_Task to carry out_:
Could you give these records again with every "Circle shape" swapped for "Round marker" and nothing else changed?
• • • • •
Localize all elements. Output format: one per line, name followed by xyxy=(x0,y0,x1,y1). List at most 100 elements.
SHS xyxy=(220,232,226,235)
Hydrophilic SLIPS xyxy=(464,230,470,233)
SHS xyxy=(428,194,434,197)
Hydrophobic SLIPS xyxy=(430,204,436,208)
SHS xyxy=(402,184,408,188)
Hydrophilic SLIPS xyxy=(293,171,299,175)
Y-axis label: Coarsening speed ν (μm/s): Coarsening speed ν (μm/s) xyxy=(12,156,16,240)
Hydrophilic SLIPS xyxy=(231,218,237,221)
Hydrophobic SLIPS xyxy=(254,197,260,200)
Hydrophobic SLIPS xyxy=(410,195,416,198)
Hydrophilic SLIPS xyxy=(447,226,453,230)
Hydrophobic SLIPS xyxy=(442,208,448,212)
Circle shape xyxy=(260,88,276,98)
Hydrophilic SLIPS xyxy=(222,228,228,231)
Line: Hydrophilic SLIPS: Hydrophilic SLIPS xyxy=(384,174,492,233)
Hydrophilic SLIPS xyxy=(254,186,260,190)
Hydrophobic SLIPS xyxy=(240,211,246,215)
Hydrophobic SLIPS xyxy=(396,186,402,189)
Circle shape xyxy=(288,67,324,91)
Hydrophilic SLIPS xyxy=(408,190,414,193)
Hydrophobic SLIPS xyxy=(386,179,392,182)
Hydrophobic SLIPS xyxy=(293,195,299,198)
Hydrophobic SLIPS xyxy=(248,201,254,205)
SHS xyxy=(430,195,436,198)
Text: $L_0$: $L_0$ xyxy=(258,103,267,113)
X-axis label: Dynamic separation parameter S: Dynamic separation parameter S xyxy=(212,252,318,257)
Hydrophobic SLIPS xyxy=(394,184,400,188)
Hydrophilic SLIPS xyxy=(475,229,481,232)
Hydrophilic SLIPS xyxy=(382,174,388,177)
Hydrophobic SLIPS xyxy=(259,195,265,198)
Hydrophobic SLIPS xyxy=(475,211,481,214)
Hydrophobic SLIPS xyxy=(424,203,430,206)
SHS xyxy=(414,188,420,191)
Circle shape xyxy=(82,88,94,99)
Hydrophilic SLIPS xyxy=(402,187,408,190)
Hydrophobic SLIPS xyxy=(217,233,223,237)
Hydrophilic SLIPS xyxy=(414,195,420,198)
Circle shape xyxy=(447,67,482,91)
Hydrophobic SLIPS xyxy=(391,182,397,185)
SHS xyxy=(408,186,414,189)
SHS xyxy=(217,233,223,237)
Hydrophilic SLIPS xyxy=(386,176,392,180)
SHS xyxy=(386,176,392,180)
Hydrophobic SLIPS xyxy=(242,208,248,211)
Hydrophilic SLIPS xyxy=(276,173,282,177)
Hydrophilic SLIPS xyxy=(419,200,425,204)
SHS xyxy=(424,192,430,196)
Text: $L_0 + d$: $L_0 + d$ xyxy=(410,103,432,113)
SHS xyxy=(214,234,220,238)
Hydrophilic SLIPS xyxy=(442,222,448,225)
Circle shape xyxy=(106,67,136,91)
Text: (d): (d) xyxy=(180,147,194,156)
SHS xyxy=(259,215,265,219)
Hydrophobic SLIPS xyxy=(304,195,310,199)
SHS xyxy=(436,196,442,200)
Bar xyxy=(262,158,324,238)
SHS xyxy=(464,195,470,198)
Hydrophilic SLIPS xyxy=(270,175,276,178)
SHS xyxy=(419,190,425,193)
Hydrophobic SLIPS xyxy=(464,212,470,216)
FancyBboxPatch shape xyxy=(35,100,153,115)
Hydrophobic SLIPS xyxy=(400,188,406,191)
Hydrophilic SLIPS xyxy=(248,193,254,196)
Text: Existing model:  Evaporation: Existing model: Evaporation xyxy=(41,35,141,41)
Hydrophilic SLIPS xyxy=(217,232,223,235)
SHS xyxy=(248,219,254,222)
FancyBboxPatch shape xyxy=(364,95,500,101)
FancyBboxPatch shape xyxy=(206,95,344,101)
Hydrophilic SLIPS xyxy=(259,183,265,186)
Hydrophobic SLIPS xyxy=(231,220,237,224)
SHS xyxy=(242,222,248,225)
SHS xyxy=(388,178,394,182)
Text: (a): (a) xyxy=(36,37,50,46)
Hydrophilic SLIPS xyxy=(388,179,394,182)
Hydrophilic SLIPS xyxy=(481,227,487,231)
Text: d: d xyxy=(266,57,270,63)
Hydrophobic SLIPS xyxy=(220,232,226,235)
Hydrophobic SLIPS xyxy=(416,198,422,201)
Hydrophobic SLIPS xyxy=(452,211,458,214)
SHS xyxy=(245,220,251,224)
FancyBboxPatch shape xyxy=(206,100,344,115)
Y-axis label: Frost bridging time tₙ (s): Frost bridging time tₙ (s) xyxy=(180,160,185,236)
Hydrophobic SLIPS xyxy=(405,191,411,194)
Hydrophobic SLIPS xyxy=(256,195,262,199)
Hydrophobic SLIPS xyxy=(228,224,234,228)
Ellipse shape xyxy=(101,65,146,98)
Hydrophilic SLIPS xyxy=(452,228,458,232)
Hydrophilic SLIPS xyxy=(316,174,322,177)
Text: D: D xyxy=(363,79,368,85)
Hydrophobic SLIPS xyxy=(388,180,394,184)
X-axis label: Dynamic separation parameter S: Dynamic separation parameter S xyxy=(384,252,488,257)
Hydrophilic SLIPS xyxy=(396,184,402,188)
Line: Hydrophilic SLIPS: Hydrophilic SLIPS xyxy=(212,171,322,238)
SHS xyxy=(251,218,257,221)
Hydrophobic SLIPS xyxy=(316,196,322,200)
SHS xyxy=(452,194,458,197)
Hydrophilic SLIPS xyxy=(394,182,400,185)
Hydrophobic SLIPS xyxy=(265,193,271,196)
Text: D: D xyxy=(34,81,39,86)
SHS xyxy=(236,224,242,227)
• • • • •
_Response_:
Localize all elements. Output format: one per line, name followed by xyxy=(x0,y0,x1,y1). List at most 100 elements.
SHS xyxy=(220,232,226,235)
Hydrophilic SLIPS xyxy=(464,230,470,233)
SHS xyxy=(428,194,434,197)
Hydrophobic SLIPS xyxy=(430,204,436,208)
SHS xyxy=(402,184,408,188)
Hydrophilic SLIPS xyxy=(293,171,299,175)
Y-axis label: Coarsening speed ν (μm/s): Coarsening speed ν (μm/s) xyxy=(12,156,16,240)
Hydrophilic SLIPS xyxy=(231,218,237,221)
Hydrophobic SLIPS xyxy=(254,197,260,200)
Hydrophobic SLIPS xyxy=(410,195,416,198)
Hydrophilic SLIPS xyxy=(447,226,453,230)
Hydrophobic SLIPS xyxy=(442,208,448,212)
Round marker xyxy=(260,88,276,98)
Hydrophilic SLIPS xyxy=(222,228,228,231)
Line: Hydrophilic SLIPS: Hydrophilic SLIPS xyxy=(384,174,492,233)
Hydrophilic SLIPS xyxy=(254,186,260,190)
Hydrophobic SLIPS xyxy=(240,211,246,215)
Hydrophobic SLIPS xyxy=(396,186,402,189)
Round marker xyxy=(288,67,324,91)
Hydrophilic SLIPS xyxy=(408,190,414,193)
Hydrophobic SLIPS xyxy=(386,179,392,182)
Hydrophobic SLIPS xyxy=(293,195,299,198)
Hydrophobic SLIPS xyxy=(248,201,254,205)
SHS xyxy=(430,195,436,198)
Text: $L_0$: $L_0$ xyxy=(258,103,267,113)
X-axis label: Dynamic separation parameter S: Dynamic separation parameter S xyxy=(212,252,318,257)
Hydrophobic SLIPS xyxy=(394,184,400,188)
Hydrophilic SLIPS xyxy=(475,229,481,232)
Hydrophilic SLIPS xyxy=(382,174,388,177)
Hydrophobic SLIPS xyxy=(259,195,265,198)
Hydrophobic SLIPS xyxy=(475,211,481,214)
Hydrophobic SLIPS xyxy=(424,203,430,206)
SHS xyxy=(414,188,420,191)
Round marker xyxy=(82,88,94,99)
Hydrophilic SLIPS xyxy=(402,187,408,190)
Hydrophobic SLIPS xyxy=(217,233,223,237)
Hydrophilic SLIPS xyxy=(414,195,420,198)
Round marker xyxy=(447,67,482,91)
Hydrophobic SLIPS xyxy=(391,182,397,185)
SHS xyxy=(408,186,414,189)
SHS xyxy=(217,233,223,237)
Hydrophilic SLIPS xyxy=(386,176,392,180)
SHS xyxy=(386,176,392,180)
Hydrophobic SLIPS xyxy=(242,208,248,211)
Hydrophilic SLIPS xyxy=(276,173,282,177)
Hydrophilic SLIPS xyxy=(419,200,425,204)
SHS xyxy=(424,192,430,196)
Text: $L_0 + d$: $L_0 + d$ xyxy=(410,103,432,113)
SHS xyxy=(214,234,220,238)
Hydrophilic SLIPS xyxy=(442,222,448,225)
Round marker xyxy=(106,67,136,91)
Text: (d): (d) xyxy=(180,147,194,156)
SHS xyxy=(259,215,265,219)
Hydrophobic SLIPS xyxy=(304,195,310,199)
SHS xyxy=(436,196,442,200)
Bar xyxy=(262,158,324,238)
SHS xyxy=(464,195,470,198)
Hydrophilic SLIPS xyxy=(270,175,276,178)
SHS xyxy=(419,190,425,193)
Hydrophobic SLIPS xyxy=(464,212,470,216)
FancyBboxPatch shape xyxy=(35,100,153,115)
Hydrophobic SLIPS xyxy=(400,188,406,191)
Hydrophilic SLIPS xyxy=(248,193,254,196)
Text: Existing model:  Evaporation: Existing model: Evaporation xyxy=(41,35,141,41)
Hydrophilic SLIPS xyxy=(217,232,223,235)
SHS xyxy=(248,219,254,222)
FancyBboxPatch shape xyxy=(364,95,500,101)
FancyBboxPatch shape xyxy=(206,95,344,101)
Hydrophilic SLIPS xyxy=(259,183,265,186)
Hydrophobic SLIPS xyxy=(231,220,237,224)
SHS xyxy=(242,222,248,225)
SHS xyxy=(388,178,394,182)
Text: (a): (a) xyxy=(36,37,50,46)
Hydrophilic SLIPS xyxy=(388,179,394,182)
Hydrophilic SLIPS xyxy=(481,227,487,231)
Text: d: d xyxy=(266,57,270,63)
Hydrophobic SLIPS xyxy=(220,232,226,235)
Hydrophobic SLIPS xyxy=(416,198,422,201)
Hydrophobic SLIPS xyxy=(452,211,458,214)
SHS xyxy=(245,220,251,224)
FancyBboxPatch shape xyxy=(206,100,344,115)
Y-axis label: Frost bridging time tₙ (s): Frost bridging time tₙ (s) xyxy=(180,160,185,236)
Hydrophobic SLIPS xyxy=(405,191,411,194)
Hydrophobic SLIPS xyxy=(256,195,262,199)
Hydrophobic SLIPS xyxy=(228,224,234,228)
Ellipse shape xyxy=(101,65,146,98)
Hydrophilic SLIPS xyxy=(452,228,458,232)
Hydrophilic SLIPS xyxy=(316,174,322,177)
Text: D: D xyxy=(363,79,368,85)
Hydrophobic SLIPS xyxy=(388,180,394,184)
X-axis label: Dynamic separation parameter S: Dynamic separation parameter S xyxy=(384,252,488,257)
Hydrophilic SLIPS xyxy=(396,184,402,188)
Line: Hydrophilic SLIPS: Hydrophilic SLIPS xyxy=(212,171,322,238)
SHS xyxy=(251,218,257,221)
Hydrophobic SLIPS xyxy=(316,196,322,200)
SHS xyxy=(452,194,458,197)
Hydrophilic SLIPS xyxy=(394,182,400,185)
Hydrophobic SLIPS xyxy=(265,193,271,196)
Text: D: D xyxy=(34,81,39,86)
SHS xyxy=(236,224,242,227)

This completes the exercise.